▶ _What the task requires_
Single out the lines that include the word "stanovanja". Copy them.
- - - - - - -
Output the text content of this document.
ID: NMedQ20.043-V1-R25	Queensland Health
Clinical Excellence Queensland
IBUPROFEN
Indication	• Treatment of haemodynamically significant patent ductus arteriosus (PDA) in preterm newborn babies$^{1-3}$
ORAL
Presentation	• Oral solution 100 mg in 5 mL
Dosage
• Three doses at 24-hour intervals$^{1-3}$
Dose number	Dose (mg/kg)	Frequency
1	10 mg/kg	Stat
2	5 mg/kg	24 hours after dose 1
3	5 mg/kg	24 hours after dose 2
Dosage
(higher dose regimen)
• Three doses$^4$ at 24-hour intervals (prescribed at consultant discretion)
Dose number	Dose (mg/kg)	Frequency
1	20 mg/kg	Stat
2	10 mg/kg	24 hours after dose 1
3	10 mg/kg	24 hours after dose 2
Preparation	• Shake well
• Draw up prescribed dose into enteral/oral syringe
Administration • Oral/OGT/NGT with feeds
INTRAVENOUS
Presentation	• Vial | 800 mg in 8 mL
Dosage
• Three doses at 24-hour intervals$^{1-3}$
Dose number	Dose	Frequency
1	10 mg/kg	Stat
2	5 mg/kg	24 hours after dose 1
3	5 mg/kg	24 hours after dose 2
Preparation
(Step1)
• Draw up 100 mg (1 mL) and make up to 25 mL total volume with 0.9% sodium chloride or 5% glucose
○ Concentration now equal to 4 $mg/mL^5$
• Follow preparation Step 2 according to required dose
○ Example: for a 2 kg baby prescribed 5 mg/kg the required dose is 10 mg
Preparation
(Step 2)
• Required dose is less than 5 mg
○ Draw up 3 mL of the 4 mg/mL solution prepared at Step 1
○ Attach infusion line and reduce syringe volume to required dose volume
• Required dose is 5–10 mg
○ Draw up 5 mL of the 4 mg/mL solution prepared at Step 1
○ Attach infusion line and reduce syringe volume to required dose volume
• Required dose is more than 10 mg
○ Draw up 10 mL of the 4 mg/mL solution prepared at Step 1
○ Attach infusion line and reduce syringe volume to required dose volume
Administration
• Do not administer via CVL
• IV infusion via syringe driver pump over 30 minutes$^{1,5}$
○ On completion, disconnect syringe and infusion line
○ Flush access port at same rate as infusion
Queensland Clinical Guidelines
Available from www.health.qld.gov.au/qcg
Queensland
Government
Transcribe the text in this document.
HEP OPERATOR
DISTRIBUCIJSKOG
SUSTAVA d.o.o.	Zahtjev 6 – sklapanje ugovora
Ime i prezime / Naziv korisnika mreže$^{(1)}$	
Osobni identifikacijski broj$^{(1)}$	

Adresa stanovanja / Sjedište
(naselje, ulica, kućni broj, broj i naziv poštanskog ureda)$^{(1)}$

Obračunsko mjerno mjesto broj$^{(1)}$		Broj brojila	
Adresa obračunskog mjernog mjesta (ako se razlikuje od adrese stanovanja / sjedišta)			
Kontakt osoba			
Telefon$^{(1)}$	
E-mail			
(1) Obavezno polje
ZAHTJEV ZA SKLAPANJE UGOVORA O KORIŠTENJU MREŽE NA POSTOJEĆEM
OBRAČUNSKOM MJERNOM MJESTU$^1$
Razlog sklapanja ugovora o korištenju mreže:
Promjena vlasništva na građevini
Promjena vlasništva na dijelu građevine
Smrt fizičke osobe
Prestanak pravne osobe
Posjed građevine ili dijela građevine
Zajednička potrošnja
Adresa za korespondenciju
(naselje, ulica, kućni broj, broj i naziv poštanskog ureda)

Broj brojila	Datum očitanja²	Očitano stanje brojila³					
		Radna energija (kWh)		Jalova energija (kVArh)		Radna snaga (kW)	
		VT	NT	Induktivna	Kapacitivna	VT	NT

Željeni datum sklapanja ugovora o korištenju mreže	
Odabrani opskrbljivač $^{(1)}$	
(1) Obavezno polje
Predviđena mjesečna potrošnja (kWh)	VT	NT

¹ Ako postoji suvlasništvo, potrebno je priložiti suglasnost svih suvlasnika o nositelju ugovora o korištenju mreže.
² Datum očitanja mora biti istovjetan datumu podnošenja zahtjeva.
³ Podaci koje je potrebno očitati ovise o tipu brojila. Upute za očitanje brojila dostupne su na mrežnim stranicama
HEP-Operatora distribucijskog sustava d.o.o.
- - - - - - -
▶ _Final result_
Adresa stanovanja / Sjedište
Adresa obračunskog mjernog mjesta (ako se razlikuje od adrese stanovanja / sjedišta)			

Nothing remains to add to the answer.